++++ DATASET EXTRACT ++++

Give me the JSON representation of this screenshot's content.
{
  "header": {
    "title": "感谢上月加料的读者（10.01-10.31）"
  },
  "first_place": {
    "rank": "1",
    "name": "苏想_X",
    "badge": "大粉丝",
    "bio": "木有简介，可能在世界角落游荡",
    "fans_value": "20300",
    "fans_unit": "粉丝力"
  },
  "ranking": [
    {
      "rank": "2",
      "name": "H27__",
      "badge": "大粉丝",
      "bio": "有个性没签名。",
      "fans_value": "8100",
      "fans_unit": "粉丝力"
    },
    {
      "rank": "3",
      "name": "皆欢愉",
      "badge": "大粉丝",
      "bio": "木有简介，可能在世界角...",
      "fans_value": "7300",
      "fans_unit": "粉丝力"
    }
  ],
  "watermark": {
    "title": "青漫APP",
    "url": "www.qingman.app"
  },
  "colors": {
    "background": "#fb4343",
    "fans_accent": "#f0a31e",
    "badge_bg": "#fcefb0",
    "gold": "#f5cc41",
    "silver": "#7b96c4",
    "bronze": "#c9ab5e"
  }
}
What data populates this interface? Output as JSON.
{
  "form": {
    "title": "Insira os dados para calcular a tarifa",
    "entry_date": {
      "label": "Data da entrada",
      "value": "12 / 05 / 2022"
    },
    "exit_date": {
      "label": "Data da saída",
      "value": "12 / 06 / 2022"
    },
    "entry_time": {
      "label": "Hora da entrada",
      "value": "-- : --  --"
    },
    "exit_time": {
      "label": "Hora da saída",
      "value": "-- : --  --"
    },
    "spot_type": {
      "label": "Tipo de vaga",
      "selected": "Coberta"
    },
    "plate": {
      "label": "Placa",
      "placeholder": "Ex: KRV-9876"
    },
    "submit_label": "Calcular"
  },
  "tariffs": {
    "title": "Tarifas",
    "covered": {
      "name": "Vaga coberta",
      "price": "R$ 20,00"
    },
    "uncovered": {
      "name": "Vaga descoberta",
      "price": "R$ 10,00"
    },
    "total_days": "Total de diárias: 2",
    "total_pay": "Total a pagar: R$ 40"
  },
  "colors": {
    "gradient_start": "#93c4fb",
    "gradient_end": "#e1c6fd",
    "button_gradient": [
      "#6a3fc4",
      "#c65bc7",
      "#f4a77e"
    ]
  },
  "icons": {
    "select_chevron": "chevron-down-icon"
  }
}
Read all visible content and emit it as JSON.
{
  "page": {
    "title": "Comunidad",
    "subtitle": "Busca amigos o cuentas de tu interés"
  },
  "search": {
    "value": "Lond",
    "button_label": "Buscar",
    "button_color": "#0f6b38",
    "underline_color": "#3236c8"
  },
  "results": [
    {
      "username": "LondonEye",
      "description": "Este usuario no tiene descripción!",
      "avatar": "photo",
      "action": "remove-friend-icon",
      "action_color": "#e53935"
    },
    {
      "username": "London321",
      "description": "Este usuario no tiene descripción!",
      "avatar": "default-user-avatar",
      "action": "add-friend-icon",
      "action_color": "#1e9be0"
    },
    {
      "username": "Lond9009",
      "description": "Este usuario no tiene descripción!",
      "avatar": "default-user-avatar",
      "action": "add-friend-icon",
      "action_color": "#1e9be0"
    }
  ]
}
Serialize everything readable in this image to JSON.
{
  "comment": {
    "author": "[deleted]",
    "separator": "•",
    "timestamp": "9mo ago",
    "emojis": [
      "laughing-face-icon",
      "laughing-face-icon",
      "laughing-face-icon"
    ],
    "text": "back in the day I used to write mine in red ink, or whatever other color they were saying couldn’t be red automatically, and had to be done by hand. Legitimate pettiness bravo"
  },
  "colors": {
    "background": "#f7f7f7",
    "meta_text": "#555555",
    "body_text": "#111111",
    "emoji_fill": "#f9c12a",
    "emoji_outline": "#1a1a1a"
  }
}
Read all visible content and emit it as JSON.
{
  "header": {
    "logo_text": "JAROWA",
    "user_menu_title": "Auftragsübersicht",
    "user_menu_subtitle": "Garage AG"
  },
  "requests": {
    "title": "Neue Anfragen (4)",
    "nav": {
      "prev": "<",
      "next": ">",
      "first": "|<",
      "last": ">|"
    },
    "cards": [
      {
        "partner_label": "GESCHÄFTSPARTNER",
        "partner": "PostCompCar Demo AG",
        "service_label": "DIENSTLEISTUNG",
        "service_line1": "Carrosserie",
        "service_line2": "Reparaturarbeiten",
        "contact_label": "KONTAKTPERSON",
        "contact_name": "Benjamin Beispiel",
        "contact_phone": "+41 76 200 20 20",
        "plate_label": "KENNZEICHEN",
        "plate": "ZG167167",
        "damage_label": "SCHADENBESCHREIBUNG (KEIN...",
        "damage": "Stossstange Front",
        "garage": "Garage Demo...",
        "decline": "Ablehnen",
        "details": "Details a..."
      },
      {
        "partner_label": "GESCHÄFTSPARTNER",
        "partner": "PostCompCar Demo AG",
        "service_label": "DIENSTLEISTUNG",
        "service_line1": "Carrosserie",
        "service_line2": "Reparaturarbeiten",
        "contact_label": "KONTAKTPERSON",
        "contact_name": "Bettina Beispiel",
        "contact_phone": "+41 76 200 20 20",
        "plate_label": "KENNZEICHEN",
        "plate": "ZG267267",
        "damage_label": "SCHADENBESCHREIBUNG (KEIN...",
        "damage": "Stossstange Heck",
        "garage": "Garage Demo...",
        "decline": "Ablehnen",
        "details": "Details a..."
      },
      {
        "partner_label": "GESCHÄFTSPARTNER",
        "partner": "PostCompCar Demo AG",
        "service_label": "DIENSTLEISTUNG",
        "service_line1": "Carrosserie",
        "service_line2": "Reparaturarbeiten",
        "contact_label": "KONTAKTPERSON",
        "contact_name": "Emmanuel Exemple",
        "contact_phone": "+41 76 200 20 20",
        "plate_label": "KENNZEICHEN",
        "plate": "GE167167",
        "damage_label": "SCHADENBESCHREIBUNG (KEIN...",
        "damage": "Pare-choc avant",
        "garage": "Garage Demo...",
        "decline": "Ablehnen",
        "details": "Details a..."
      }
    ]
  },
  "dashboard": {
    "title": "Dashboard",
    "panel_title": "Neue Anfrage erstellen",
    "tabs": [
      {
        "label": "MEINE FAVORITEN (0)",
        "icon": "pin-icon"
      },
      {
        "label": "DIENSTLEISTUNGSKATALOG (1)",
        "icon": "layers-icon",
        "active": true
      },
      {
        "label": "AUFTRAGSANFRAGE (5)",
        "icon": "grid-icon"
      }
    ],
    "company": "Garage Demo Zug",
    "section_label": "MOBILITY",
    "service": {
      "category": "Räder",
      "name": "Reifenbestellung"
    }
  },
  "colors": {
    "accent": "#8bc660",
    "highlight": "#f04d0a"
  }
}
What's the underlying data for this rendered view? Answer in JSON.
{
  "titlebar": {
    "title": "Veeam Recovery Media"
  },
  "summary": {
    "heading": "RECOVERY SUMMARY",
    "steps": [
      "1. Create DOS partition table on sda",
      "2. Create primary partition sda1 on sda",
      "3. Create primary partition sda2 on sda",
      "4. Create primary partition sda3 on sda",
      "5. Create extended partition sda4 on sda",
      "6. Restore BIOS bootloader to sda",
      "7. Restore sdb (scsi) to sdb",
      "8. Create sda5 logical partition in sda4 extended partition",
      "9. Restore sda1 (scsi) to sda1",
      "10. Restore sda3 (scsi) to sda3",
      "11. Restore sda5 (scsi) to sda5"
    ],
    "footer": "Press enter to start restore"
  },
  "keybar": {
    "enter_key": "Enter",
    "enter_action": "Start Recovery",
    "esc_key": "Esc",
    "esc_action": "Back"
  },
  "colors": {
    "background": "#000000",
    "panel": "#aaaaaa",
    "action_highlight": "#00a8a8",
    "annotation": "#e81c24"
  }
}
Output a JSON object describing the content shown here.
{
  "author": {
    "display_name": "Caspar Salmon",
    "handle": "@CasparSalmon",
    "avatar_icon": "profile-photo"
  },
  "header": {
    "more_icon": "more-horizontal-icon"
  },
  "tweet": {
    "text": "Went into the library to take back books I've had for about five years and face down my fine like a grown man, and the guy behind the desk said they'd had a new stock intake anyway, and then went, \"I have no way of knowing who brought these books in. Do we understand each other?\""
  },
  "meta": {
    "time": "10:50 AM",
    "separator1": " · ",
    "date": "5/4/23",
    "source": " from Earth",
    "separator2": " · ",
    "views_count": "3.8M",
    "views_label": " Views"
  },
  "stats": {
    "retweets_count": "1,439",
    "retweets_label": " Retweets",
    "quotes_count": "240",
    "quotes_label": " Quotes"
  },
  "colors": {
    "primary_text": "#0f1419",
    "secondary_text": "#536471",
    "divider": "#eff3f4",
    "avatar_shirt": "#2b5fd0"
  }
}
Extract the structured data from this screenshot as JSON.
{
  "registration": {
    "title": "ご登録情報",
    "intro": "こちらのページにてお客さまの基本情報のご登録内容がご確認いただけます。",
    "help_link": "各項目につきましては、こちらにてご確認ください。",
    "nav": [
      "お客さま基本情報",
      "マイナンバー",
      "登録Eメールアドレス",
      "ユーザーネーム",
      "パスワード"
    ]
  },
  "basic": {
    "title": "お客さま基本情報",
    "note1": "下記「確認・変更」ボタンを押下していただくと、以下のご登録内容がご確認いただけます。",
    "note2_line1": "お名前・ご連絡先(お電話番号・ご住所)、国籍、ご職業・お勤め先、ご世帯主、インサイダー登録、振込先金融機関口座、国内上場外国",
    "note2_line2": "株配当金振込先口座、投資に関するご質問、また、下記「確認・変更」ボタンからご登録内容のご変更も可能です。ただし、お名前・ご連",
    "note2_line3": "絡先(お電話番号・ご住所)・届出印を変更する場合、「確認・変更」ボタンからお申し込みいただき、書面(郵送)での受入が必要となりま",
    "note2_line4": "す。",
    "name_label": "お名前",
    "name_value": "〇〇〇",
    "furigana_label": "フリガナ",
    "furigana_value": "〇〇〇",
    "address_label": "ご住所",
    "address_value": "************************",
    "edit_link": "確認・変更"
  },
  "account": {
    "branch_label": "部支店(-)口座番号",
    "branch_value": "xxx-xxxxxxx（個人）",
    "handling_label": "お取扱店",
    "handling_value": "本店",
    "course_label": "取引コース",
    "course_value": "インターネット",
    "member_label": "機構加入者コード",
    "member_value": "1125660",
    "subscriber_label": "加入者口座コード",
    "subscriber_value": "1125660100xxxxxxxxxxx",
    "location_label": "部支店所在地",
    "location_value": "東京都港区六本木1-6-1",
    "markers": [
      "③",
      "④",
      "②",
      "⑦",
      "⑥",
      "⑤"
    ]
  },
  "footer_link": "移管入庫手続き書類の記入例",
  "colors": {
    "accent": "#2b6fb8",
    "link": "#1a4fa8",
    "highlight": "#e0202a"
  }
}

++++

WHAT TO DO →
Which lines of the data include "Neue"? Copy each of them.

COMPLETE RESPONSE →
    "title": "Neue Anfragen (4)",
    "panel_title": "Neue Anfrage erstellen",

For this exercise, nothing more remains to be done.